**Stored data**
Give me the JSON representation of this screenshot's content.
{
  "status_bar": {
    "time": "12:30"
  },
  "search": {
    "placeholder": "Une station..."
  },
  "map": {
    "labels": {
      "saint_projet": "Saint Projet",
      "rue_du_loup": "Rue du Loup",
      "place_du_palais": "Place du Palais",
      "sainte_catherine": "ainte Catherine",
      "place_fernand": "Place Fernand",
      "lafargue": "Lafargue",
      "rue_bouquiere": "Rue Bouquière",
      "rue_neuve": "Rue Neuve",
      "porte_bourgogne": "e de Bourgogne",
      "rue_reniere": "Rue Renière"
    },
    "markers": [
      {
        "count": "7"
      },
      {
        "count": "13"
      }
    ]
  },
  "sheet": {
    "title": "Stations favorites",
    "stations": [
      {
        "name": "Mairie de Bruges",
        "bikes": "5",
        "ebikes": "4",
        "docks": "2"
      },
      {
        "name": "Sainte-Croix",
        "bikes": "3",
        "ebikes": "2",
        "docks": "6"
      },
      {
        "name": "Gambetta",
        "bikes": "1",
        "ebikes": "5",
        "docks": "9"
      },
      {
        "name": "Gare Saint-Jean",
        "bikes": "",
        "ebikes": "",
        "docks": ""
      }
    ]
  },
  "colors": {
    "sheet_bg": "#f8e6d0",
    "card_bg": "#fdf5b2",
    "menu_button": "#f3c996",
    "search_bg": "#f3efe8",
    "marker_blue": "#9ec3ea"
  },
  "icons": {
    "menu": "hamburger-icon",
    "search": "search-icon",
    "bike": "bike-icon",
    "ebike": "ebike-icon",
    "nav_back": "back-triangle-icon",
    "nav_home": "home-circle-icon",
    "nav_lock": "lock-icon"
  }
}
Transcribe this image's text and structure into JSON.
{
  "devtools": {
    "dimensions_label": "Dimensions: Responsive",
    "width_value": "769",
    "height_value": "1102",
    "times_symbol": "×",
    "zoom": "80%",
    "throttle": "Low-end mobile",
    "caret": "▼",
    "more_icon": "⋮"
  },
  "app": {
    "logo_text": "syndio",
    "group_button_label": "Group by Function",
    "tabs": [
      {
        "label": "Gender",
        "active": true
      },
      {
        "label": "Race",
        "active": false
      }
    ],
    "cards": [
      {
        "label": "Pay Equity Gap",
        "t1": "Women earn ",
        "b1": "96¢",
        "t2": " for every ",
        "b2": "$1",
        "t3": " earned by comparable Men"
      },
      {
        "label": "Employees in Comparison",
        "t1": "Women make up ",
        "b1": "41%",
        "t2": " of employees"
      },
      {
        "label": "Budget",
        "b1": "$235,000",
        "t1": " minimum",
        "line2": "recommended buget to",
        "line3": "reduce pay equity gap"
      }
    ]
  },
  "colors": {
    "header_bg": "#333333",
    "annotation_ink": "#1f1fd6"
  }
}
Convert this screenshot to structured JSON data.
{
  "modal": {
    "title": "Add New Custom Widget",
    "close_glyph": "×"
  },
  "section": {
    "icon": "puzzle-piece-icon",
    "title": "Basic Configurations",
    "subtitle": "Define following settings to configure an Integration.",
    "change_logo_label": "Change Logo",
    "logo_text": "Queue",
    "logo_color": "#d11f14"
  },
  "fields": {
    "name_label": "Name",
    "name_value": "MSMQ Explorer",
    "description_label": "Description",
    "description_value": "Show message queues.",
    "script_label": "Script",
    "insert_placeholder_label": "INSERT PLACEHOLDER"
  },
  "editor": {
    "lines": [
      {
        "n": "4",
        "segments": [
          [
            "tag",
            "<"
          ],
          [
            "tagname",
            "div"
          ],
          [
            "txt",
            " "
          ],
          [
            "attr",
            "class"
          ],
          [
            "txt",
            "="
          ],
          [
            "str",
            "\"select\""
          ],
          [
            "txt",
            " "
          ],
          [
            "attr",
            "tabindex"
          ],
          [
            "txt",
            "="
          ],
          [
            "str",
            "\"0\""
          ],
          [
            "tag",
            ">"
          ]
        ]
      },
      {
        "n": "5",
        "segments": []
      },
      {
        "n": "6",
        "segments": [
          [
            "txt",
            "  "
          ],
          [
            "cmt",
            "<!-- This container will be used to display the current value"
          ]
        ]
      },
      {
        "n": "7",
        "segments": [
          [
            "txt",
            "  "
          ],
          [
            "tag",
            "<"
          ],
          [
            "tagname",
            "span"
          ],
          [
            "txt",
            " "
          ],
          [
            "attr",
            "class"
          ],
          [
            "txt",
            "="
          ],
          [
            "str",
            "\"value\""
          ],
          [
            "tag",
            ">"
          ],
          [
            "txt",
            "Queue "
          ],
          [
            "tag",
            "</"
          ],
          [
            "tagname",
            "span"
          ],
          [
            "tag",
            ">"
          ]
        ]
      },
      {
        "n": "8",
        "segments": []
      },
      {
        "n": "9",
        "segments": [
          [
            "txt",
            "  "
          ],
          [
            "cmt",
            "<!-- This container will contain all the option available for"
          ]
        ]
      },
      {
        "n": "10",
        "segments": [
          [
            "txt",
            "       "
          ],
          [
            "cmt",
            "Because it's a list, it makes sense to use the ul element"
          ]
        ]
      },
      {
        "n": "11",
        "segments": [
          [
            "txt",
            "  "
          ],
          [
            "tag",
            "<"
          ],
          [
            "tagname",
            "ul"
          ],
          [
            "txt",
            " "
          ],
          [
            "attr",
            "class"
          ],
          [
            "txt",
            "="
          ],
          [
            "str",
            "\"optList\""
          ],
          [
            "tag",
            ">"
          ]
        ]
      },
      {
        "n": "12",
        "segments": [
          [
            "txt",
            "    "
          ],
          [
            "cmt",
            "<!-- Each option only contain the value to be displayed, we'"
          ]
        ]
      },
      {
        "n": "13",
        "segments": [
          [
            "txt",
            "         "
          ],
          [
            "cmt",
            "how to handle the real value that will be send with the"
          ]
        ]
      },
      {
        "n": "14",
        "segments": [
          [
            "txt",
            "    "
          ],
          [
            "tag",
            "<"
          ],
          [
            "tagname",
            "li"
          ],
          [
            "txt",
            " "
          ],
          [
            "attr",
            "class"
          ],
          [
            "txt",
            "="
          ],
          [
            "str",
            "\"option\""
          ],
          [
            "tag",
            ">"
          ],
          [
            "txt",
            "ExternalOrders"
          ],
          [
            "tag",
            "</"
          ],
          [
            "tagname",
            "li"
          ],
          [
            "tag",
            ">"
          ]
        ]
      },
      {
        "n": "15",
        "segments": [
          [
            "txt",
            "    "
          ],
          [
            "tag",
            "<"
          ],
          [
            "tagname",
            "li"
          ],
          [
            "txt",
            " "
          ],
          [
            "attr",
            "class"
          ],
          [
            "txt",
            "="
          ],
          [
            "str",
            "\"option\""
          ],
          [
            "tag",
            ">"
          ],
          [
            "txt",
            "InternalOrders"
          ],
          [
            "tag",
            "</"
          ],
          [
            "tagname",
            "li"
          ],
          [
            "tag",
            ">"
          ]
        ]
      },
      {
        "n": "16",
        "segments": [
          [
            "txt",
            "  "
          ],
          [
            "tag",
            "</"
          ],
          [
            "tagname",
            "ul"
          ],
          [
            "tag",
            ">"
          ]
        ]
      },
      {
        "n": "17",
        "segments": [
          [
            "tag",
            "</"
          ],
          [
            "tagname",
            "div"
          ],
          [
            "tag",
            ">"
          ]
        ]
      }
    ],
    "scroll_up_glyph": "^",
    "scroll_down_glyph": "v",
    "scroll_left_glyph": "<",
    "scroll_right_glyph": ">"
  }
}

**What you have to do**
Write the data from above out again, exactly.

**Result**
Give me the JSON representation of this screenshot's content.
{
  "status_bar": {
    "time": "12:30"
  },
  "search": {
    "placeholder": "Une station..."
  },
  "map": {
    "labels": {
      "saint_projet": "Saint Projet",
      "rue_du_loup": "Rue du Loup",
      "place_du_palais": "Place du Palais",
      "sainte_catherine": "ainte Catherine",
      "place_fernand": "Place Fernand",
      "lafargue": "Lafargue",
      "rue_bouquiere": "Rue Bouquière",
      "rue_neuve": "Rue Neuve",
      "porte_bourgogne": "e de Bourgogne",
      "rue_reniere": "Rue Renière"
    },
    "markers": [
      {
        "count": "7"
      },
      {
        "count": "13"
      }
    ]
  },
  "sheet": {
    "title": "Stations favorites",
    "stations": [
      {
        "name": "Mairie de Bruges",
        "bikes": "5",
        "ebikes": "4",
        "docks": "2"
      },
      {
        "name": "Sainte-Croix",
        "bikes": "3",
        "ebikes": "2",
        "docks": "6"
      },
      {
        "name": "Gambetta",
        "bikes": "1",
        "ebikes": "5",
        "docks": "9"
      },
      {
        "name": "Gare Saint-Jean",
        "bikes": "",
        "ebikes": "",
        "docks": ""
      }
    ]
  },
  "colors": {
    "sheet_bg": "#f8e6d0",
    "card_bg": "#fdf5b2",
    "menu_button": "#f3c996",
    "search_bg": "#f3efe8",
    "marker_blue": "#9ec3ea"
  },
  "icons": {
    "menu": "hamburger-icon",
    "search": "search-icon",
    "bike": "bike-icon",
    "ebike": "ebike-icon",
    "nav_back": "back-triangle-icon",
    "nav_home": "home-circle-icon",
    "nav_lock": "lock-icon"
  }
}
Transcribe this image's text and structure into JSON.
{
  "devtools": {
    "dimensions_label": "Dimensions: Responsive",
    "width_value": "769",
    "height_value": "1102",
    "times_symbol": "×",
    "zoom": "80%",
    "throttle": "Low-end mobile",
    "caret": "▼",
    "more_icon": "⋮"
  },
  "app": {
    "logo_text": "syndio",
    "group_button_label": "Group by Function",
    "tabs": [
      {
        "label": "Gender",
        "active": true
      },
      {
        "label": "Race",
        "active": false
      }
    ],
    "cards": [
      {
        "label": "Pay Equity Gap",
        "t1": "Women earn ",
        "b1": "96¢",
        "t2": " for every ",
        "b2": "$1",
        "t3": " earned by comparable Men"
      },
      {
        "label": "Employees in Comparison",
        "t1": "Women make up ",
        "b1": "41%",
        "t2": " of employees"
      },
      {
        "label": "Budget",
        "b1": "$235,000",
        "t1": " minimum",
        "line2": "recommended buget to",
        "line3": "reduce pay equity gap"
      }
    ]
  },
  "colors": {
    "header_bg": "#333333",
    "annotation_ink": "#1f1fd6"
  }
}
Convert this screenshot to structured JSON data.
{
  "modal": {
    "title": "Add New Custom Widget",
    "close_glyph": "×"
  },
  "section": {
    "icon": "puzzle-piece-icon",
    "title": "Basic Configurations",
    "subtitle": "Define following settings to configure an Integration.",
    "change_logo_label": "Change Logo",
    "logo_text": "Queue",
    "logo_color": "#d11f14"
  },
  "fields": {
    "name_label": "Name",
    "name_value": "MSMQ Explorer",
    "description_label": "Description",
    "description_value": "Show message queues.",
    "script_label": "Script",
    "insert_placeholder_label": "INSERT PLACEHOLDER"
  },
  "editor": {
    "lines": [
      {
        "n": "4",
        "segments": [
          [
            "tag",
            "<"
          ],
          [
            "tagname",
            "div"
          ],
          [
            "txt",
            " "
          ],
          [
            "attr",
            "class"
          ],
          [
            "txt",
            "="
          ],
          [
            "str",
            "\"select\""
          ],
          [
            "txt",
            " "
          ],
          [
            "attr",
            "tabindex"
          ],
          [
            "txt",
            "="
          ],
          [
            "str",
            "\"0\""
          ],
          [
            "tag",
            ">"
          ]
        ]
      },
      {
        "n": "5",
        "segments": []
      },
      {
        "n": "6",
        "segments": [
          [
            "txt",
            "  "
          ],
          [
            "cmt",
            "<!-- This container will be used to display the current value"
          ]
        ]
      },
      {
        "n": "7",
        "segments": [
          [
            "txt",
            "  "
          ],
          [
            "tag",
            "<"
          ],
          [
            "tagname",
            "span"
          ],
          [
            "txt",
            " "
          ],
          [
            "attr",
            "class"
          ],
          [
            "txt",
            "="
          ],
          [
            "str",
            "\"value\""
          ],
          [
            "tag",
            ">"
          ],
          [
            "txt",
            "Queue "
          ],
          [
            "tag",
            "</"
          ],
          [
            "tagname",
            "span"
          ],
          [
            "tag",
            ">"
          ]
        ]
      },
      {
        "n": "8",
        "segments": []
      },
      {
        "n": "9",
        "segments": [
          [
            "txt",
            "  "
          ],
          [
            "cmt",
            "<!-- This container will contain all the option available for"
          ]
        ]
      },
      {
        "n": "10",
        "segments": [
          [
            "txt",
            "       "
          ],
          [
            "cmt",
            "Because it's a list, it makes sense to use the ul element"
          ]
        ]
      },
      {
        "n": "11",
        "segments": [
          [
            "txt",
            "  "
          ],
          [
            "tag",
            "<"
          ],
          [
            "tagname",
            "ul"
          ],
          [
            "txt",
            " "
          ],
          [
            "attr",
            "class"
          ],
          [
            "txt",
            "="
          ],
          [
            "str",
            "\"optList\""
          ],
          [
            "tag",
            ">"
          ]
        ]
      },
      {
        "n": "12",
        "segments": [
          [
            "txt",
            "    "
          ],
          [
            "cmt",
            "<!-- Each option only contain the value to be displayed, we'"
          ]
        ]
      },
      {
        "n": "13",
        "segments": [
          [
            "txt",
            "         "
          ],
          [
            "cmt",
            "how to handle the real value that will be send with the"
          ]
        ]
      },
      {
        "n": "14",
        "segments": [
          [
            "txt",
            "    "
          ],
          [
            "tag",
            "<"
          ],
          [
            "tagname",
            "li"
          ],
          [
            "txt",
            " "
          ],
          [
            "attr",
            "class"
          ],
          [
            "txt",
            "="
          ],
          [
            "str",
            "\"option\""
          ],
          [
            "tag",
            ">"
          ],
          [
            "txt",
            "ExternalOrders"
          ],
          [
            "tag",
            "</"
          ],
          [
            "tagname",
            "li"
          ],
          [
            "tag",
            ">"
          ]
        ]
      },
      {
        "n": "15",
        "segments": [
          [
            "txt",
            "    "
          ],
          [
            "tag",
            "<"
          ],
          [
            "tagname",
            "li"
          ],
          [
            "txt",
            " "
          ],
          [
            "attr",
            "class"
          ],
          [
            "txt",
            "="
          ],
          [
            "str",
            "\"option\""
          ],
          [
            "tag",
            ">"
          ],
          [
            "txt",
            "InternalOrders"
          ],
          [
            "tag",
            "</"
          ],
          [
            "tagname",
            "li"
          ],
          [
            "tag",
            ">"
          ]
        ]
      },
      {
        "n": "16",
        "segments": [
          [
            "txt",
            "  "
          ],
          [
            "tag",
            "</"
          ],
          [
            "tagname",
            "ul"
          ],
          [
            "tag",
            ">"
          ]
        ]
      },
      {
        "n": "17",
        "segments": [
          [
            "tag",
            "</"
          ],
          [
            "tagname",
            "div"
          ],
          [
            "tag",
            ">"
          ]
        ]
      }
    ],
    "scroll_up_glyph": "^",
    "scroll_down_glyph": "v",
    "scroll_left_glyph": "<",
    "scroll_right_glyph": ">"
  }
}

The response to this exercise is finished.